--- Begin ITEMS ---
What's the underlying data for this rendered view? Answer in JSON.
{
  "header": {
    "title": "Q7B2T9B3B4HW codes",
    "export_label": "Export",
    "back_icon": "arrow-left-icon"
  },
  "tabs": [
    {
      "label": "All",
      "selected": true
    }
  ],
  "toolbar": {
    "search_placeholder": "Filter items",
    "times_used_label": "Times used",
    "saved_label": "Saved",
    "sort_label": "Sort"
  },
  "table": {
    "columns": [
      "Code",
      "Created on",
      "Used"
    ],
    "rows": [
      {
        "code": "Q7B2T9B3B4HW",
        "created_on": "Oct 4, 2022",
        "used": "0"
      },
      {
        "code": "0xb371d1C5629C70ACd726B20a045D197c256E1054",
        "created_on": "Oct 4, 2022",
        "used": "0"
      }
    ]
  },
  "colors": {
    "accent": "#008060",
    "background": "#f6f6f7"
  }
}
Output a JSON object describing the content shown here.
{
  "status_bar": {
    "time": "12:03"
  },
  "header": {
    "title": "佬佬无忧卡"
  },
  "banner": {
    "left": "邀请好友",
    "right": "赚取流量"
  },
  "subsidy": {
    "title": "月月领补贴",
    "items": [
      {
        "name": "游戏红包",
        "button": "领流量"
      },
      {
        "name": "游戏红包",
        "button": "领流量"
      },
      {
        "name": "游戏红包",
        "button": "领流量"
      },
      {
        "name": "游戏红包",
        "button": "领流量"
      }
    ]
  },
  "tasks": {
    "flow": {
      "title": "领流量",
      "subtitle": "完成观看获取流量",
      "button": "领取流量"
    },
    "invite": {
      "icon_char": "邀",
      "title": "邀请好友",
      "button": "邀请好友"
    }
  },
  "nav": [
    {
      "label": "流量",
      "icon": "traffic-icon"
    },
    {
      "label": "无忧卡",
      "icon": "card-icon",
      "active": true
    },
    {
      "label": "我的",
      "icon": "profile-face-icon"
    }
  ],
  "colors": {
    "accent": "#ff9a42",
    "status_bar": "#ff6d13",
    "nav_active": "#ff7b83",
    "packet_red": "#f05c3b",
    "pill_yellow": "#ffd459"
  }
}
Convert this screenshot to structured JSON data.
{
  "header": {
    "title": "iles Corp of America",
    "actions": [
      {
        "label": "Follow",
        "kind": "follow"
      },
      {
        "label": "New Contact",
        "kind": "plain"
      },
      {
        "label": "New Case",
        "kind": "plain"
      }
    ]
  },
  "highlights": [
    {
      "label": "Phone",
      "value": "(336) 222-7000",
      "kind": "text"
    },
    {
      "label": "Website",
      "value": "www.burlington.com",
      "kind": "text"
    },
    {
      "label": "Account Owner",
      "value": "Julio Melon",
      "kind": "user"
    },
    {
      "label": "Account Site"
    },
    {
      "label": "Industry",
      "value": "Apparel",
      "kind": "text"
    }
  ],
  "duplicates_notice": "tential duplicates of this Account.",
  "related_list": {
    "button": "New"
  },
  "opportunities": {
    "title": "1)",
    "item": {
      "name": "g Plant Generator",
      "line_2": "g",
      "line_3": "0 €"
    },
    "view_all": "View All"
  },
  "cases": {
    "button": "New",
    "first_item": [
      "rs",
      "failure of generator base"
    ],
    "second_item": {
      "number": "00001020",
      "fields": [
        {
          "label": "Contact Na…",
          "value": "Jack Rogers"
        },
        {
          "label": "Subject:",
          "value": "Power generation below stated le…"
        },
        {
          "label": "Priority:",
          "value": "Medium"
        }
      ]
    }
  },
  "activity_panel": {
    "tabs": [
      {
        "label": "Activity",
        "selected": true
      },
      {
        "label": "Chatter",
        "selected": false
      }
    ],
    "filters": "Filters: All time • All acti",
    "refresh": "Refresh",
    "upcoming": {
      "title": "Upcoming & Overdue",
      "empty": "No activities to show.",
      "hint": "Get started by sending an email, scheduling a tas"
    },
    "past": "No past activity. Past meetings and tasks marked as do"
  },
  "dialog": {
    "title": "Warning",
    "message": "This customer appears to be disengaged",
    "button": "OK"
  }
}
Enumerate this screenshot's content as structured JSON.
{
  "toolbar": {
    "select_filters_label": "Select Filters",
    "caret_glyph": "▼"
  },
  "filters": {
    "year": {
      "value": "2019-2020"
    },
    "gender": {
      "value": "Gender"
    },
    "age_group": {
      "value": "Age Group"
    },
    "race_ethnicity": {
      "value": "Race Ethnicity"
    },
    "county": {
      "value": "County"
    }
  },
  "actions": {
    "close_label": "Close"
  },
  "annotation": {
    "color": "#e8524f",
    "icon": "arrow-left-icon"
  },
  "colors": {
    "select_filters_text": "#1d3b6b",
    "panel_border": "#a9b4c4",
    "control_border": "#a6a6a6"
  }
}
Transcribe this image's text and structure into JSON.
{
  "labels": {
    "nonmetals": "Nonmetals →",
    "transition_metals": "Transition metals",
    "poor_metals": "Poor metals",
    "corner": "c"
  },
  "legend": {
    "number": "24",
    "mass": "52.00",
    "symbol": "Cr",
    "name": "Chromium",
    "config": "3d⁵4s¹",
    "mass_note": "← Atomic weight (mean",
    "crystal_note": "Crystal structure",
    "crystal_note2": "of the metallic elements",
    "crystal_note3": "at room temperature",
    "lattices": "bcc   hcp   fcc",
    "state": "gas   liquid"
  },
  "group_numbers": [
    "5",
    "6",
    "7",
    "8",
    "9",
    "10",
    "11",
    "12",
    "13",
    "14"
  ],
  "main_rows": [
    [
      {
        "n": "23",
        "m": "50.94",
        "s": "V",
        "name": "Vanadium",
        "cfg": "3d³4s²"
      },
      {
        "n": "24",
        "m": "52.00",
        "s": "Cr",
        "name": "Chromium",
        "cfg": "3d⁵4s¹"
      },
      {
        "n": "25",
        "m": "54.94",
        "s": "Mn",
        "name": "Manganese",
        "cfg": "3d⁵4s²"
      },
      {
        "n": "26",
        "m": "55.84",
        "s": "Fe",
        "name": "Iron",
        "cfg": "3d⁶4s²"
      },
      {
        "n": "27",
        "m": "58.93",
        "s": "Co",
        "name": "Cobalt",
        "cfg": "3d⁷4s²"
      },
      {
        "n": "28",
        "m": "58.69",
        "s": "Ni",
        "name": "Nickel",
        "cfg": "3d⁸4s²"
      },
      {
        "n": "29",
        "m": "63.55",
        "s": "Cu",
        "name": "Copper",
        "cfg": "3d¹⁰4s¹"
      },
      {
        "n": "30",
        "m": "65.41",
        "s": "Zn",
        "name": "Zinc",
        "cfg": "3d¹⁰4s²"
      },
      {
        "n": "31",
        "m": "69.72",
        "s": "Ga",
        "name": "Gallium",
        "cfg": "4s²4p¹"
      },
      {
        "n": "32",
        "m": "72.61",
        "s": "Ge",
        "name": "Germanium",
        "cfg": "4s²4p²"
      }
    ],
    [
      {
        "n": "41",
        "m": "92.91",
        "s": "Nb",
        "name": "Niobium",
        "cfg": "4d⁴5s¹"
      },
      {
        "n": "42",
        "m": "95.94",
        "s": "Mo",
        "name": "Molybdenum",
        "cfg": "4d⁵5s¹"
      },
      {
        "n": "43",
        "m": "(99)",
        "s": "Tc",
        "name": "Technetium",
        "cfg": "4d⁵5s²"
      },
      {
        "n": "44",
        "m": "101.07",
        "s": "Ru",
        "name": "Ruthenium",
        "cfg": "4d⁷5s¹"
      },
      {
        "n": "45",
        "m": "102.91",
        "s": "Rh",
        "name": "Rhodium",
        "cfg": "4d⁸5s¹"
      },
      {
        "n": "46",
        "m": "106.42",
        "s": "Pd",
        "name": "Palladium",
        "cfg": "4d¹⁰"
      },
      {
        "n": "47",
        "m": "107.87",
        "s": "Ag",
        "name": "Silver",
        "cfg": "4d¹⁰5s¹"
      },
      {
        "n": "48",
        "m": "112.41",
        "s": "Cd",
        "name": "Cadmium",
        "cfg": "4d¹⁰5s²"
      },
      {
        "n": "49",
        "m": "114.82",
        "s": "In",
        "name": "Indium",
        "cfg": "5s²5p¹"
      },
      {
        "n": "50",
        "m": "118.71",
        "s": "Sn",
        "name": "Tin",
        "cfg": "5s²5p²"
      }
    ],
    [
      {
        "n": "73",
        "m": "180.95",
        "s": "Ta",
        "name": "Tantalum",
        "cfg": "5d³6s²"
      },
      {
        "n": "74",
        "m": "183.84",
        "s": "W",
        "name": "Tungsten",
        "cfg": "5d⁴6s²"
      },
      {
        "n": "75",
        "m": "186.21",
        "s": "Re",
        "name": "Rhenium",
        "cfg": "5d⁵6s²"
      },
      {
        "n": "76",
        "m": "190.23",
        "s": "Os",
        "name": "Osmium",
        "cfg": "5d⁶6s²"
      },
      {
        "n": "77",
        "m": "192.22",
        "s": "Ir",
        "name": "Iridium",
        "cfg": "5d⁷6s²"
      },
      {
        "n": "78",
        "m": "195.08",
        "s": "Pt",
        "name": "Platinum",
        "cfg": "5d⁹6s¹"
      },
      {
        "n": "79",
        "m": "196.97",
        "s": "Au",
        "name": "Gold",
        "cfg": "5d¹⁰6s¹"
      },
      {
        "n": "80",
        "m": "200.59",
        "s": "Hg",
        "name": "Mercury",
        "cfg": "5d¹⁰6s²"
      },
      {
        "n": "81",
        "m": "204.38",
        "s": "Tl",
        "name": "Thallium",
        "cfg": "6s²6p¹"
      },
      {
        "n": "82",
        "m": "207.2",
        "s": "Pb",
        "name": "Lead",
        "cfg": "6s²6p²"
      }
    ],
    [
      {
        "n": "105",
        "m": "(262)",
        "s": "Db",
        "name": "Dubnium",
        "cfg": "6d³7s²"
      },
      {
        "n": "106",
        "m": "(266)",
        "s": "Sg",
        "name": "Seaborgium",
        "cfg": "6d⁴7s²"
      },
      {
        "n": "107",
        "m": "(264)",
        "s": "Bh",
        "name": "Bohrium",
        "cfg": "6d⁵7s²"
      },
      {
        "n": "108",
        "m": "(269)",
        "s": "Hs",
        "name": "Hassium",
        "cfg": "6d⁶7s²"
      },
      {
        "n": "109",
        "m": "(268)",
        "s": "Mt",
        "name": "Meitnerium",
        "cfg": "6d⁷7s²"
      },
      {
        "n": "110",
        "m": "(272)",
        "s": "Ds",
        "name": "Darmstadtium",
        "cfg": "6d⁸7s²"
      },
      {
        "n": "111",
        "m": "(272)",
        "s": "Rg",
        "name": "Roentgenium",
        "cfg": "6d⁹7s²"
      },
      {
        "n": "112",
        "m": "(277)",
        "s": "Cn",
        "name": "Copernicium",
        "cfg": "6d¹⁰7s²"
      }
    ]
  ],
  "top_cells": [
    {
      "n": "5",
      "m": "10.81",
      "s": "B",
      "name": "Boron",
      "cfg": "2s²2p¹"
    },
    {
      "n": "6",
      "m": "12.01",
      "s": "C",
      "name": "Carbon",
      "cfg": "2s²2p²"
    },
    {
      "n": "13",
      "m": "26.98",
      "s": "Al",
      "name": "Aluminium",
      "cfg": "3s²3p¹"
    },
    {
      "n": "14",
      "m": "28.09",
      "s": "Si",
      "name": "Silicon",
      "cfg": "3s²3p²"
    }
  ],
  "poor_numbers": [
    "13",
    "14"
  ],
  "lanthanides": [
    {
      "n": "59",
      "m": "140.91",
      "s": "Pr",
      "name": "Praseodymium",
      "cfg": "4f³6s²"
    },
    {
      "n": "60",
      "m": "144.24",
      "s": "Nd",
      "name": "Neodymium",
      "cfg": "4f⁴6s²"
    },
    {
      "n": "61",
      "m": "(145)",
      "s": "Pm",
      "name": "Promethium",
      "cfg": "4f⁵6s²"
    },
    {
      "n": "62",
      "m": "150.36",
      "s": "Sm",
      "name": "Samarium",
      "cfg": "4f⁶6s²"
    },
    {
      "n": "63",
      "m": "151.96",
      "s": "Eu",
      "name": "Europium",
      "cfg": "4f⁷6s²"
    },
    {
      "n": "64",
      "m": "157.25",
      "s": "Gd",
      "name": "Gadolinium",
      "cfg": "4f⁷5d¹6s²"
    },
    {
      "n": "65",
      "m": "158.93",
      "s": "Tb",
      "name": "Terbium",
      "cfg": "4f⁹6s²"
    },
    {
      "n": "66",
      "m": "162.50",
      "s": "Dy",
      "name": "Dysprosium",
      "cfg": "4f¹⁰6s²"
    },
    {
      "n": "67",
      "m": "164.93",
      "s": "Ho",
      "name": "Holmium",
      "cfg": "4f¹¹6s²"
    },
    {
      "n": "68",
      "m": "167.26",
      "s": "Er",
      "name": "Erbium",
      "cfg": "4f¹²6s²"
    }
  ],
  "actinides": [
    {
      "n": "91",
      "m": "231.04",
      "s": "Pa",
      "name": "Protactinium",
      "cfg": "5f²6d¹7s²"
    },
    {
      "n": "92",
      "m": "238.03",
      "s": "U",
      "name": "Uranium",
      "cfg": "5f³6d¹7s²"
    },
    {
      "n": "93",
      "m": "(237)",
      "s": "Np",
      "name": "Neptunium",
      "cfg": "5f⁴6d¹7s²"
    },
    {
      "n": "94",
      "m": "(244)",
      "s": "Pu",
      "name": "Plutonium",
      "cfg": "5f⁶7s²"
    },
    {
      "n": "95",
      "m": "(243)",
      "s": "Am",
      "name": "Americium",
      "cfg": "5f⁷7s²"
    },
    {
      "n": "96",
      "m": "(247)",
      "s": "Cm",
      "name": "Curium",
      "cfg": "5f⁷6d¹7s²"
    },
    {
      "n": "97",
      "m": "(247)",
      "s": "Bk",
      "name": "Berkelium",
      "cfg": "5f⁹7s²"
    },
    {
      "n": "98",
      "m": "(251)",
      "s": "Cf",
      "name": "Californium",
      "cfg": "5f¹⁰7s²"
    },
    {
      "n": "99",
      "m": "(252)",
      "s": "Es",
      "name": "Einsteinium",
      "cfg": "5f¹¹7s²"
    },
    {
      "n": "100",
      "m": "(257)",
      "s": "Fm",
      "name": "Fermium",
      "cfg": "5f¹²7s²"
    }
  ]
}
--- End ITEMS ---
### EXERCISE TASK
Copy out every line from the records that has the word "JSON".

### RESPONSE BELOW
What's the underlying data for this rendered view? Answer in JSON.
Output a JSON object describing the content shown here.
Convert this screenshot to structured JSON data.
Enumerate this screenshot's content as structured JSON.
Transcribe this image's text and structure into JSON.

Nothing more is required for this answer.